(Exercise aim):
Count the lines in the records below that contain the word "和弦組成音的不同排列組合", and reply with only that number.

________________________

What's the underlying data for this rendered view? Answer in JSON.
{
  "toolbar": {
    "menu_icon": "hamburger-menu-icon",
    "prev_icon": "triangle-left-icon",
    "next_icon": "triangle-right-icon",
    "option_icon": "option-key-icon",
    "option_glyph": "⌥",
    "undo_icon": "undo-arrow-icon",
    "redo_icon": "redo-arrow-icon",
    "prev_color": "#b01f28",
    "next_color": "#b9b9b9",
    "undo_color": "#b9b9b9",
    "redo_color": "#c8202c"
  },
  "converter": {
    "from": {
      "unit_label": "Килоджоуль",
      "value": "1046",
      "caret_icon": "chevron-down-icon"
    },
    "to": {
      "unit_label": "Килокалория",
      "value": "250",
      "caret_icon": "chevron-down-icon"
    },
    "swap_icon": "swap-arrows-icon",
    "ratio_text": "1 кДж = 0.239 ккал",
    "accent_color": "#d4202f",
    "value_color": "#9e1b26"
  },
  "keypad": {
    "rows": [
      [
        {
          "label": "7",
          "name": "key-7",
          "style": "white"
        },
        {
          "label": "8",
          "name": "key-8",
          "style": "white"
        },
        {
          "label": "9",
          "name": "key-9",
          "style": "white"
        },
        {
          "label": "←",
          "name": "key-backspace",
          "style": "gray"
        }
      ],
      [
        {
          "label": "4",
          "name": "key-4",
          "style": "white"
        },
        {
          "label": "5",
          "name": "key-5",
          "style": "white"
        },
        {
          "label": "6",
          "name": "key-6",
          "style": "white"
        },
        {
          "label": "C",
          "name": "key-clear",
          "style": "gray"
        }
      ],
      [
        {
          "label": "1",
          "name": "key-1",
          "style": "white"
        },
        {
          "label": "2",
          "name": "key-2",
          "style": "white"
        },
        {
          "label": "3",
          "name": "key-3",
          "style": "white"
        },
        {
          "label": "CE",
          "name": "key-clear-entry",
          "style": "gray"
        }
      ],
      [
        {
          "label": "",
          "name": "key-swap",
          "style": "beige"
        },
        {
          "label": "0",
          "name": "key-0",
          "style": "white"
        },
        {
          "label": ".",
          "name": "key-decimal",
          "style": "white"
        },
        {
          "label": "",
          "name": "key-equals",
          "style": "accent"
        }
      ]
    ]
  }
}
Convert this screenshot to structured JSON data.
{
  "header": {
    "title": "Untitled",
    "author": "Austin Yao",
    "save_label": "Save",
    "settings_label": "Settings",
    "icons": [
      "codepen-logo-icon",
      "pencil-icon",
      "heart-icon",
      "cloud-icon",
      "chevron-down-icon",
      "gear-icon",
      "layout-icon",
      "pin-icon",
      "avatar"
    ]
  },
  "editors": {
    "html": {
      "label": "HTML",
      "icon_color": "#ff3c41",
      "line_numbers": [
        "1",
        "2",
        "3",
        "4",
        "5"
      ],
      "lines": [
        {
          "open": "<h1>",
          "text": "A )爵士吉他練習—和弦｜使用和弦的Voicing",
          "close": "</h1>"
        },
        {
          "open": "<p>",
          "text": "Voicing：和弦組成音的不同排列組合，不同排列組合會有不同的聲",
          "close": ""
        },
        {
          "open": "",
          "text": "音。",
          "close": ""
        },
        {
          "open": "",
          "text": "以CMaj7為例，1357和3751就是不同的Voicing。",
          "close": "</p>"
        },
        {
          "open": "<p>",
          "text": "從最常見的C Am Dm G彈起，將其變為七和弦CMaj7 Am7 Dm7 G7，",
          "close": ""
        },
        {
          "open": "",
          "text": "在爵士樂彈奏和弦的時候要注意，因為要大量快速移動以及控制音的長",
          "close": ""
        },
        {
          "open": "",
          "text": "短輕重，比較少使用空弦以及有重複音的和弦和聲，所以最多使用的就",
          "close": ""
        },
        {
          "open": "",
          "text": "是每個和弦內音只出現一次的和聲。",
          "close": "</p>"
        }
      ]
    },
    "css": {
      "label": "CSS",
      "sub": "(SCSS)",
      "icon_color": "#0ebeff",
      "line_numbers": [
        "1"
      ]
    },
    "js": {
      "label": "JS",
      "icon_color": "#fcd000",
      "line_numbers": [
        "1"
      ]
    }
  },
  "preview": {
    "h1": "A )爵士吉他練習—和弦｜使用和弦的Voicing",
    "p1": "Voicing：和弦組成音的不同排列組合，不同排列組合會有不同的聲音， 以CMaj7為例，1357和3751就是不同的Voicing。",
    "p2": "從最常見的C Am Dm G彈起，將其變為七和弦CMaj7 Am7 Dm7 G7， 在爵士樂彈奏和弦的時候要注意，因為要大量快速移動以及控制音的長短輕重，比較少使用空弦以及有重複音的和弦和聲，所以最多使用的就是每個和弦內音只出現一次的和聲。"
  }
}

________________________

(Full response):
2